Collected data
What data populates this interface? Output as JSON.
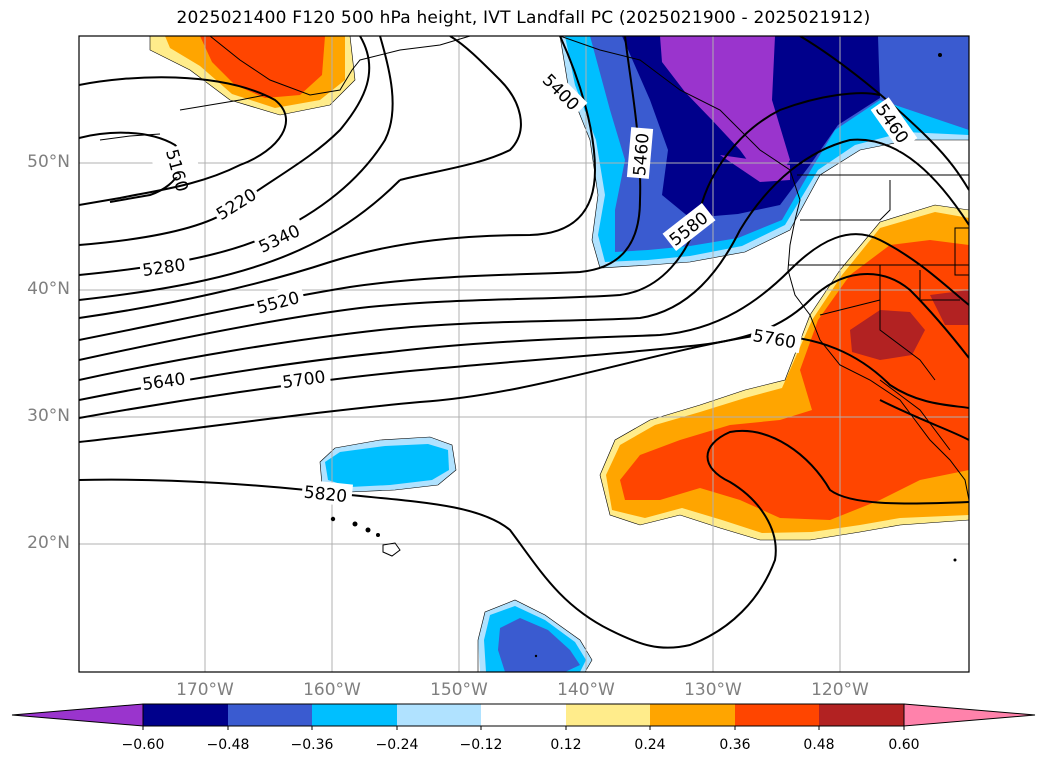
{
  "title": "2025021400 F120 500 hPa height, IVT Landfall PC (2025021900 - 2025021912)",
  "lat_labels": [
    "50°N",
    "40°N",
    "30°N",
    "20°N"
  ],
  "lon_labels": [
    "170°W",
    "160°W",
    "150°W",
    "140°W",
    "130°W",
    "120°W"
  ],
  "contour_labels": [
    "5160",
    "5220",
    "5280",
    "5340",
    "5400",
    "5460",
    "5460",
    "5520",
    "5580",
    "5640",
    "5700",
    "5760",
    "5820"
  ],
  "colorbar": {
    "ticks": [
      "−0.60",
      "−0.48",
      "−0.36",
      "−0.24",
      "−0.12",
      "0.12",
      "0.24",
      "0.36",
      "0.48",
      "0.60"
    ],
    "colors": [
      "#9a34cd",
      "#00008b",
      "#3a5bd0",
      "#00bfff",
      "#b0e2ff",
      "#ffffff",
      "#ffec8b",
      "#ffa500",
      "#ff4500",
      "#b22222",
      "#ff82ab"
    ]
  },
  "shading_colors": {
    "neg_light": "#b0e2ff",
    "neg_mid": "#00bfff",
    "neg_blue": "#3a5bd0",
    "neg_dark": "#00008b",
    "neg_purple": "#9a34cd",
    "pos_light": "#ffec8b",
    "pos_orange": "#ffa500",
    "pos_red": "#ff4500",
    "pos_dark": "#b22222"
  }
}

▶ OBJECTIVE
Without the pictures, write out all of the material exactly.

▶ SOLUTION FOR THIS PROBLEM
What data populates this interface? Output as JSON.
{
  "title": "2025021400 F120 500 hPa height, IVT Landfall PC (2025021900 - 2025021912)",
  "lat_labels": [
    "50°N",
    "40°N",
    "30°N",
    "20°N"
  ],
  "lon_labels": [
    "170°W",
    "160°W",
    "150°W",
    "140°W",
    "130°W",
    "120°W"
  ],
  "contour_labels": [
    "5160",
    "5220",
    "5280",
    "5340",
    "5400",
    "5460",
    "5460",
    "5520",
    "5580",
    "5640",
    "5700",
    "5760",
    "5820"
  ],
  "colorbar": {
    "ticks": [
      "−0.60",
      "−0.48",
      "−0.36",
      "−0.24",
      "−0.12",
      "0.12",
      "0.24",
      "0.36",
      "0.48",
      "0.60"
    ],
    "colors": [
      "#9a34cd",
      "#00008b",
      "#3a5bd0",
      "#00bfff",
      "#b0e2ff",
      "#ffffff",
      "#ffec8b",
      "#ffa500",
      "#ff4500",
      "#b22222",
      "#ff82ab"
    ]
  },
  "shading_colors": {
    "neg_light": "#b0e2ff",
    "neg_mid": "#00bfff",
    "neg_blue": "#3a5bd0",
    "neg_dark": "#00008b",
    "neg_purple": "#9a34cd",
    "pos_light": "#ffec8b",
    "pos_orange": "#ffa500",
    "pos_red": "#ff4500",
    "pos_dark": "#b22222"
  }
}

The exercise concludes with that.